Problem to solve
What is the number of lines in the data that hold the string "screenshot"? Reply with that number only.

— Begin Material for this exercise —

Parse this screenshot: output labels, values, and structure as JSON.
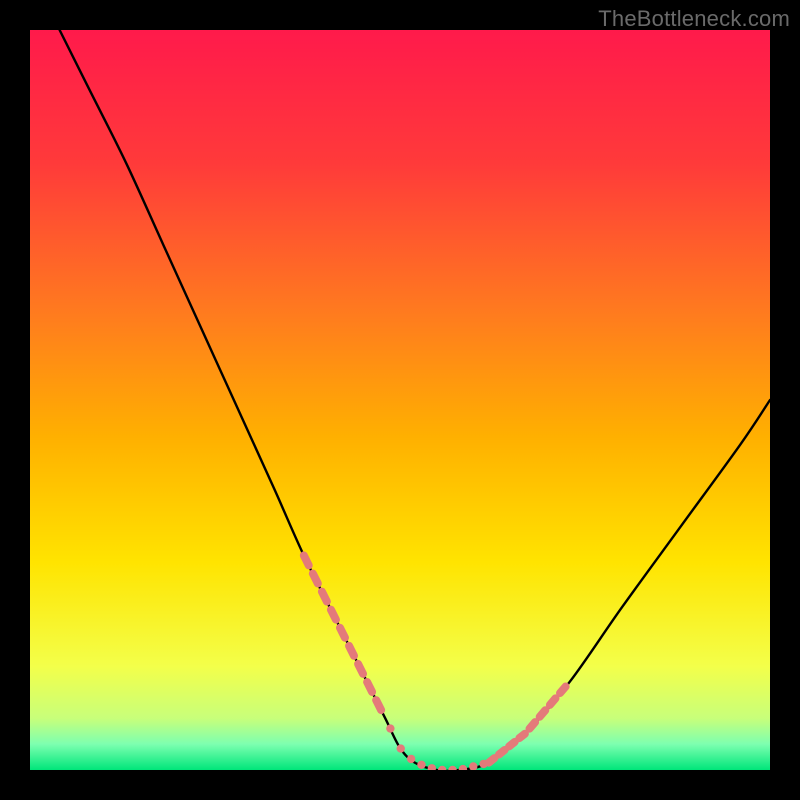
{
  "watermark": "TheBottleneck.com",
  "chart_data": {
    "type": "line",
    "title": "",
    "xlabel": "",
    "ylabel": "",
    "xlim": [
      0,
      100
    ],
    "ylim": [
      0,
      100
    ],
    "gradient_stops": [
      {
        "offset": 0.0,
        "color": "#ff1a4b"
      },
      {
        "offset": 0.18,
        "color": "#ff3a3a"
      },
      {
        "offset": 0.38,
        "color": "#ff7a1f"
      },
      {
        "offset": 0.55,
        "color": "#ffb000"
      },
      {
        "offset": 0.72,
        "color": "#ffe400"
      },
      {
        "offset": 0.86,
        "color": "#f3ff4a"
      },
      {
        "offset": 0.93,
        "color": "#c8ff7a"
      },
      {
        "offset": 0.965,
        "color": "#7dffb0"
      },
      {
        "offset": 1.0,
        "color": "#00e67a"
      }
    ],
    "series": [
      {
        "name": "bottleneck-curve",
        "x": [
          4,
          8,
          13,
          18,
          23,
          28,
          33,
          37,
          41,
          45,
          48,
          50,
          52,
          55,
          58,
          62,
          67,
          73,
          80,
          88,
          96,
          100
        ],
        "y": [
          100,
          92,
          82,
          71,
          60,
          49,
          38,
          29,
          21,
          13,
          7,
          3,
          1,
          0,
          0,
          1,
          5,
          12,
          22,
          33,
          44,
          50
        ]
      }
    ],
    "dash_segments": {
      "left": {
        "x_range": [
          37,
          48
        ],
        "count": 9
      },
      "right": {
        "x_range": [
          62,
          73
        ],
        "count": 8
      },
      "floor_dots": {
        "x_range": [
          48,
          62
        ],
        "count": 10
      }
    },
    "colors": {
      "curve": "#000000",
      "dash": "#e47a7a",
      "background_frame": "#000000"
    }
  }
}
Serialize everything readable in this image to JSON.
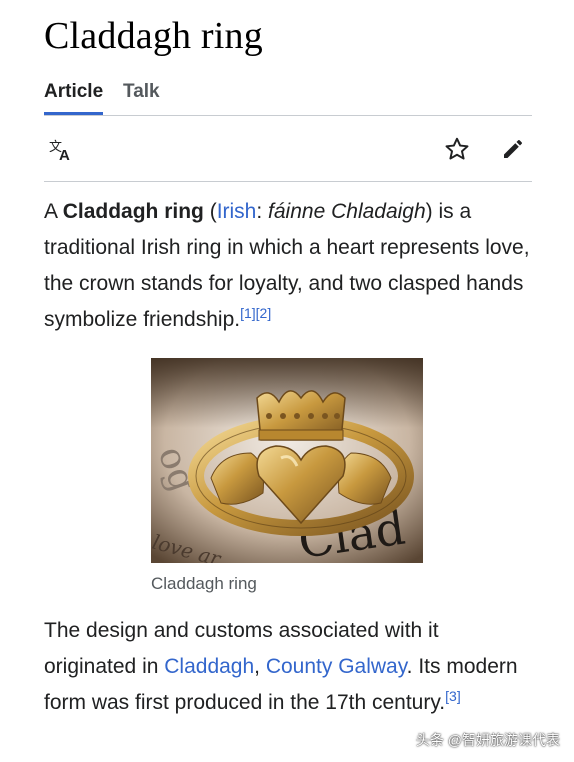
{
  "page_title": "Claddagh ring",
  "tabs": [
    {
      "label": "Article",
      "active": true
    },
    {
      "label": "Talk",
      "active": false
    }
  ],
  "toolbar": {
    "language_icon": "translate-icon",
    "watch_icon": "star-icon",
    "edit_icon": "pencil-icon"
  },
  "lead": {
    "p1": "A ",
    "bold_title": "Claddagh ring",
    "p2": " (",
    "lang_link": "Irish",
    "p3": ": ",
    "irish_name": "fáinne Chladaigh",
    "p4": ") is a traditional Irish ring in which a heart represents love, the crown stands for loyalty, and two clasped hands symbolize friendship.",
    "ref1": "[1]",
    "ref2": "[2]"
  },
  "figure": {
    "caption": "Claddagh ring",
    "image_text_1": "Clad",
    "image_text_2": "love ar",
    "image_text_3": "og"
  },
  "para2": {
    "p1": "The design and customs associated with it originated in ",
    "link1": "Claddagh",
    "p2": ", ",
    "link2": "County Galway",
    "p3": ". Its modern form was first produced in the 17th century.",
    "ref3": "[3]"
  },
  "watermark": "头条 @智妍旅游课代表",
  "colors": {
    "link": "#3366cc",
    "text": "#202122",
    "accent": "#36c"
  }
}
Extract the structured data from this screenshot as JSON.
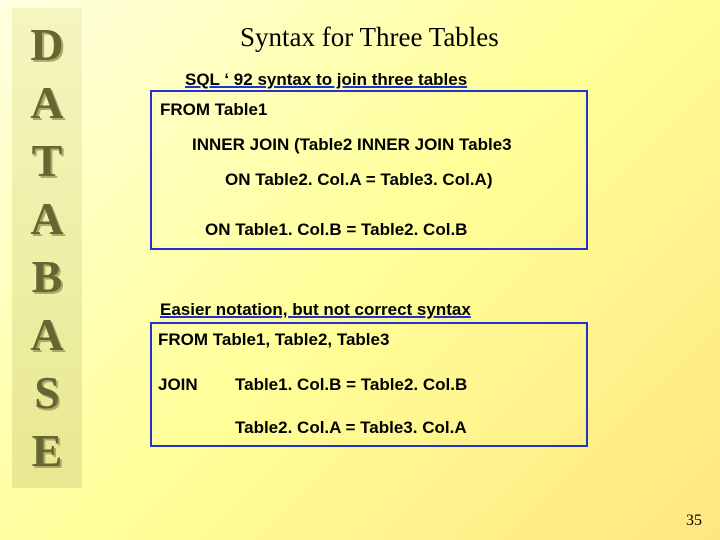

— End Material for this exercise —

Exercise output
2